• **Polecenie**: Przepisz poniższe wiersze bez żadnych zmian.

• **Wyodrębnione wiersze**:

****************

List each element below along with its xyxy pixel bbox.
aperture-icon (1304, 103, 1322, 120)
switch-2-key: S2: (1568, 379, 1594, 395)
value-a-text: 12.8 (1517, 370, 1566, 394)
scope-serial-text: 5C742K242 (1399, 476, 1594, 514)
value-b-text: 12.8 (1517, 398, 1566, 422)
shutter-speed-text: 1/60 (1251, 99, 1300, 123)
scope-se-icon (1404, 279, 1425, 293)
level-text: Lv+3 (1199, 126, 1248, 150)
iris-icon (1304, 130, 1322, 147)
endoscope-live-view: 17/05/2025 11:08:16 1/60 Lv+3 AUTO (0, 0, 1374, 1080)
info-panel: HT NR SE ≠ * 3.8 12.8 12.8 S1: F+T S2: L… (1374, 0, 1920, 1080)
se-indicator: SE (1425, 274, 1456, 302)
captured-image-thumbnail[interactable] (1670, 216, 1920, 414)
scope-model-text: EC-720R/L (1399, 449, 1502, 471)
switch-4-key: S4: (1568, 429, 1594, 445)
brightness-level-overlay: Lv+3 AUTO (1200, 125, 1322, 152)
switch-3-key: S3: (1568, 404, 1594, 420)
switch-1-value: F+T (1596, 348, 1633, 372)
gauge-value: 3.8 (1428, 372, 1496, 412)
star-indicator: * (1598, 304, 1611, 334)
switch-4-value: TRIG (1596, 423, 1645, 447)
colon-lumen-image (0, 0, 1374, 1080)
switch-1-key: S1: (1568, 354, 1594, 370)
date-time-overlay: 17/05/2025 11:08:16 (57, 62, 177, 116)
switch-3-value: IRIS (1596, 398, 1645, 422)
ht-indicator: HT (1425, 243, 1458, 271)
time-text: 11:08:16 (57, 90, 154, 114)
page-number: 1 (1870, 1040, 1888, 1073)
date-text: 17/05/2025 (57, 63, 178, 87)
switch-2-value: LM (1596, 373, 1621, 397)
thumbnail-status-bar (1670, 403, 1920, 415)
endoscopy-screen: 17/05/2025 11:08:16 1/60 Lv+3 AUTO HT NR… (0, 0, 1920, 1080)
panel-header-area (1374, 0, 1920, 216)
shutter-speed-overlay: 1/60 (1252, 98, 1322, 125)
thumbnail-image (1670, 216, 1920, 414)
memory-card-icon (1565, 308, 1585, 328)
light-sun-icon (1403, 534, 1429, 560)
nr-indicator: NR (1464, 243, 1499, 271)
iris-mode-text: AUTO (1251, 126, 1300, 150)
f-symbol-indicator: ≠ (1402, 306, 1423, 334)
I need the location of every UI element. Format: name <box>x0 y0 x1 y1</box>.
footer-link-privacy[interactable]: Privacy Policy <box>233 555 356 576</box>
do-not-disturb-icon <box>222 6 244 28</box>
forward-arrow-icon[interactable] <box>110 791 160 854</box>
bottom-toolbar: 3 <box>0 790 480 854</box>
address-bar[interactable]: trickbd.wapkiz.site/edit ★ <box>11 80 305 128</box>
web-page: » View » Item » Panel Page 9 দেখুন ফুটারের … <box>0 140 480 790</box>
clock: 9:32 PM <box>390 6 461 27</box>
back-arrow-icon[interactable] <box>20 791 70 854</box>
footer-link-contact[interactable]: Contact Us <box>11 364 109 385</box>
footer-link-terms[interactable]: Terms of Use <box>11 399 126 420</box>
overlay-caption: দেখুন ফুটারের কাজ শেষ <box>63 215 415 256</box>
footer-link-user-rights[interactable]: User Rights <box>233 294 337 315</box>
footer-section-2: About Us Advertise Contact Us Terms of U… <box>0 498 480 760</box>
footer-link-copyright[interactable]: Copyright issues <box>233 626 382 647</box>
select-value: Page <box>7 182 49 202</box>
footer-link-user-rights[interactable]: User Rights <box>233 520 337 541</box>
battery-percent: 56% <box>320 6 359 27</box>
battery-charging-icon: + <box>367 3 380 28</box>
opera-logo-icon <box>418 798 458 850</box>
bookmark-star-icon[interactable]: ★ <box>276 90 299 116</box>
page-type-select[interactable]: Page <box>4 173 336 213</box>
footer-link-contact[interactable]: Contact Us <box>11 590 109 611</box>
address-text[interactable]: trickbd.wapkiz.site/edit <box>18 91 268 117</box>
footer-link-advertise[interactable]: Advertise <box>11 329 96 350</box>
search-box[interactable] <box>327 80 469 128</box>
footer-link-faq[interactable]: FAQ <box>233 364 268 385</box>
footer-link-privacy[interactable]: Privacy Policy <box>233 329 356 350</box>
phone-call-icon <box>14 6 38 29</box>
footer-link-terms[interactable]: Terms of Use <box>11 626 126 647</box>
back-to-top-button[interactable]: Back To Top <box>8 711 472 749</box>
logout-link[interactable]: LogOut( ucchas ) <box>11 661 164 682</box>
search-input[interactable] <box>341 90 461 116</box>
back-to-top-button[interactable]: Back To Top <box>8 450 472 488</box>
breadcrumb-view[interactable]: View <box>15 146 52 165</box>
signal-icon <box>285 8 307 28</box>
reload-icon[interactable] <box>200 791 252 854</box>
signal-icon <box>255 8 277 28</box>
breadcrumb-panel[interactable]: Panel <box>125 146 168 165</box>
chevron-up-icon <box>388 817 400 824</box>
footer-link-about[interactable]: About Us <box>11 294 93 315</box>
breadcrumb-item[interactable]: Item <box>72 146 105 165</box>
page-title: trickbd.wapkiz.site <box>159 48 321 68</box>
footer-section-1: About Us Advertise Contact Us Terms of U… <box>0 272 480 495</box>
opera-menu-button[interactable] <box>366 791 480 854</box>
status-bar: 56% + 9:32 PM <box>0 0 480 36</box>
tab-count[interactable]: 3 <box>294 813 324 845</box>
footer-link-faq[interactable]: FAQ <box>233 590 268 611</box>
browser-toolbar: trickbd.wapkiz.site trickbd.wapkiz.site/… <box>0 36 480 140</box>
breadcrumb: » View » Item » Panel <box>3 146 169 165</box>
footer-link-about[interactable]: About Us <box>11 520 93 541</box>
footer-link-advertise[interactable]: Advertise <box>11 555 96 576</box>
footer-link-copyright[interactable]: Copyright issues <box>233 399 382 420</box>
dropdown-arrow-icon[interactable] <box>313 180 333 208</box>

****************

• **Poprawna odpowiedź**:
List each element below along with its xyxy pixel bbox.
aperture-icon (1304, 103, 1322, 120)
switch-2-key: S2: (1568, 379, 1594, 395)
value-a-text: 12.8 (1517, 370, 1566, 394)
scope-serial-text: 5C742K242 (1399, 476, 1594, 514)
value-b-text: 12.8 (1517, 398, 1566, 422)
shutter-speed-text: 1/60 (1251, 99, 1300, 123)
scope-se-icon (1404, 279, 1425, 293)
level-text: Lv+3 (1199, 126, 1248, 150)
iris-icon (1304, 130, 1322, 147)
endoscope-live-view: 17/05/2025 11:08:16 1/60 Lv+3 AUTO (0, 0, 1374, 1080)
info-panel: HT NR SE ≠ * 3.8 12.8 12.8 S1: F+T S2: L… (1374, 0, 1920, 1080)
se-indicator: SE (1425, 274, 1456, 302)
captured-image-thumbnail[interactable] (1670, 216, 1920, 414)
scope-model-text: EC-720R/L (1399, 449, 1502, 471)
switch-4-key: S4: (1568, 429, 1594, 445)
brightness-level-overlay: Lv+3 AUTO (1200, 125, 1322, 152)
switch-3-key: S3: (1568, 404, 1594, 420)
switch-1-value: F+T (1596, 348, 1633, 372)
gauge-value: 3.8 (1428, 372, 1496, 412)
star-indicator: * (1598, 304, 1611, 334)
switch-4-value: TRIG (1596, 423, 1645, 447)
colon-lumen-image (0, 0, 1374, 1080)
switch-1-key: S1: (1568, 354, 1594, 370)
date-time-overlay: 17/05/2025 11:08:16 (57, 62, 177, 116)
switch-3-value: IRIS (1596, 398, 1645, 422)
ht-indicator: HT (1425, 243, 1458, 271)
time-text: 11:08:16 (57, 90, 154, 114)
page-number: 1 (1870, 1040, 1888, 1073)
date-text: 17/05/2025 (57, 63, 178, 87)
switch-2-value: LM (1596, 373, 1621, 397)
thumbnail-status-bar (1670, 403, 1920, 415)
endoscopy-screen: 17/05/2025 11:08:16 1/60 Lv+3 AUTO HT NR… (0, 0, 1920, 1080)
panel-header-area (1374, 0, 1920, 216)
shutter-speed-overlay: 1/60 (1252, 98, 1322, 125)
thumbnail-image (1670, 216, 1920, 414)
memory-card-icon (1565, 308, 1585, 328)
light-sun-icon (1403, 534, 1429, 560)
nr-indicator: NR (1464, 243, 1499, 271)
iris-mode-text: AUTO (1251, 126, 1300, 150)
f-symbol-indicator: ≠ (1402, 306, 1423, 334)
I need the location of every UI element. Format: name <box>x0 y0 x1 y1</box>.
footer-link-privacy[interactable]: Privacy Policy <box>233 555 356 576</box>
do-not-disturb-icon <box>222 6 244 28</box>
forward-arrow-icon[interactable] <box>110 791 160 854</box>
bottom-toolbar: 3 <box>0 790 480 854</box>
address-bar[interactable]: trickbd.wapkiz.site/edit ★ <box>11 80 305 128</box>
web-page: » View » Item » Panel Page 9 দেখুন ফুটারের … <box>0 140 480 790</box>
clock: 9:32 PM <box>390 6 461 27</box>
back-arrow-icon[interactable] <box>20 791 70 854</box>
footer-link-contact[interactable]: Contact Us <box>11 364 109 385</box>
footer-link-terms[interactable]: Terms of Use <box>11 399 126 420</box>
overlay-caption: দেখুন ফুটারের কাজ শেষ <box>63 215 415 256</box>
footer-link-user-rights[interactable]: User Rights <box>233 294 337 315</box>
footer-section-2: About Us Advertise Contact Us Terms of U… <box>0 498 480 760</box>
footer-link-copyright[interactable]: Copyright issues <box>233 626 382 647</box>
select-value: Page <box>7 182 49 202</box>
footer-link-user-rights[interactable]: User Rights <box>233 520 337 541</box>
battery-percent: 56% <box>320 6 359 27</box>
battery-charging-icon: + <box>367 3 380 28</box>
opera-logo-icon <box>418 798 458 850</box>
bookmark-star-icon[interactable]: ★ <box>276 90 299 116</box>
page-type-select[interactable]: Page <box>4 173 336 213</box>
footer-link-contact[interactable]: Contact Us <box>11 590 109 611</box>
address-text[interactable]: trickbd.wapkiz.site/edit <box>18 91 268 117</box>
footer-link-advertise[interactable]: Advertise <box>11 329 96 350</box>
search-box[interactable] <box>327 80 469 128</box>
footer-link-faq[interactable]: FAQ <box>233 364 268 385</box>
footer-link-privacy[interactable]: Privacy Policy <box>233 329 356 350</box>
phone-call-icon <box>14 6 38 29</box>
footer-link-terms[interactable]: Terms of Use <box>11 626 126 647</box>
back-to-top-button[interactable]: Back To Top <box>8 711 472 749</box>
logout-link[interactable]: LogOut( ucchas ) <box>11 661 164 682</box>
search-input[interactable] <box>341 90 461 116</box>
back-to-top-button[interactable]: Back To Top <box>8 450 472 488</box>
breadcrumb-view[interactable]: View <box>15 146 52 165</box>
signal-icon <box>285 8 307 28</box>
reload-icon[interactable] <box>200 791 252 854</box>
signal-icon <box>255 8 277 28</box>
breadcrumb-panel[interactable]: Panel <box>125 146 168 165</box>
chevron-up-icon <box>388 817 400 824</box>
footer-link-about[interactable]: About Us <box>11 294 93 315</box>
breadcrumb-item[interactable]: Item <box>72 146 105 165</box>
page-title: trickbd.wapkiz.site <box>159 48 321 68</box>
footer-section-1: About Us Advertise Contact Us Terms of U… <box>0 272 480 495</box>
opera-menu-button[interactable] <box>366 791 480 854</box>
status-bar: 56% + 9:32 PM <box>0 0 480 36</box>
tab-count[interactable]: 3 <box>294 813 324 845</box>
footer-link-faq[interactable]: FAQ <box>233 590 268 611</box>
browser-toolbar: trickbd.wapkiz.site trickbd.wapkiz.site/… <box>0 36 480 140</box>
breadcrumb: » View » Item » Panel <box>3 146 169 165</box>
footer-link-about[interactable]: About Us <box>11 520 93 541</box>
footer-link-advertise[interactable]: Advertise <box>11 555 96 576</box>
footer-link-copyright[interactable]: Copyright issues <box>233 399 382 420</box>
dropdown-arrow-icon[interactable] <box>313 180 333 208</box>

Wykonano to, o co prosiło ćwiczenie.